------ DATASET
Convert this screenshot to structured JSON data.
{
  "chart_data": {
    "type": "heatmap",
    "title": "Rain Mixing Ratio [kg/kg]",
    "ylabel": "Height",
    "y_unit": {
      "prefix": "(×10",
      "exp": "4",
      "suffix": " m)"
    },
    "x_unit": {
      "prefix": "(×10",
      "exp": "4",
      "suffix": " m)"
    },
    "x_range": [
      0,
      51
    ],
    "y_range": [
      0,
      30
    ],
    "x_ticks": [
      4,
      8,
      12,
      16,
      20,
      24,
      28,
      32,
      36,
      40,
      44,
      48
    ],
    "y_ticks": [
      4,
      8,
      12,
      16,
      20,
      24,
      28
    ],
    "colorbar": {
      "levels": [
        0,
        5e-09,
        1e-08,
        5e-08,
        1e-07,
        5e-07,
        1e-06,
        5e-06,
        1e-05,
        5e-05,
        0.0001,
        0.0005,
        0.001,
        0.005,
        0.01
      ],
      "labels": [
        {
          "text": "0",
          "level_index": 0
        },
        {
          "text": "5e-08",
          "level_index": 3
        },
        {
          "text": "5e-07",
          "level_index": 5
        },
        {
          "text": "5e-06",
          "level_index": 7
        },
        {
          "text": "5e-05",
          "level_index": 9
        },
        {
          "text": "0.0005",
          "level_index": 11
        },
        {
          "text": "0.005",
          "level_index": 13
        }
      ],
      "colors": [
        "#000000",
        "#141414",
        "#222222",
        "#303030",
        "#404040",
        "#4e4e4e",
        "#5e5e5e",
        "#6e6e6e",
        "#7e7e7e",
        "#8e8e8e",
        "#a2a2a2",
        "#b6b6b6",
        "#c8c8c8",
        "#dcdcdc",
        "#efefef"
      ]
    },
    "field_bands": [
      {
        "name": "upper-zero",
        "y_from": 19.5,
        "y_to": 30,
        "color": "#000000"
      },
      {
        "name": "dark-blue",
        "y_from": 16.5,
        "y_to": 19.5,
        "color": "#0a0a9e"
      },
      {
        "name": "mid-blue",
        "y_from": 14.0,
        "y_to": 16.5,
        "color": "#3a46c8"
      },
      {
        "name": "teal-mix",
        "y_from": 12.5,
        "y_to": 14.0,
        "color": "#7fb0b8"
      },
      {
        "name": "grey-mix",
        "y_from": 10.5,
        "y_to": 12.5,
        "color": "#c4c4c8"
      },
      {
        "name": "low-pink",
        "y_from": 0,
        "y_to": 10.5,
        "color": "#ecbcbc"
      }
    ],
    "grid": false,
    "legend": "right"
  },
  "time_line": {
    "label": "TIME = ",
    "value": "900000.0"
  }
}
------------
- _EXERCISE DIRECTIONS_
Look through the entries above and list every line containing "text".

- _THE COMPLETED TASK_
          "text": "0",
          "text": "5e-08",
          "text": "5e-07",
          "text": "5e-06",
          "text": "5e-05",
          "text": "0.0005",
          "text": "0.005",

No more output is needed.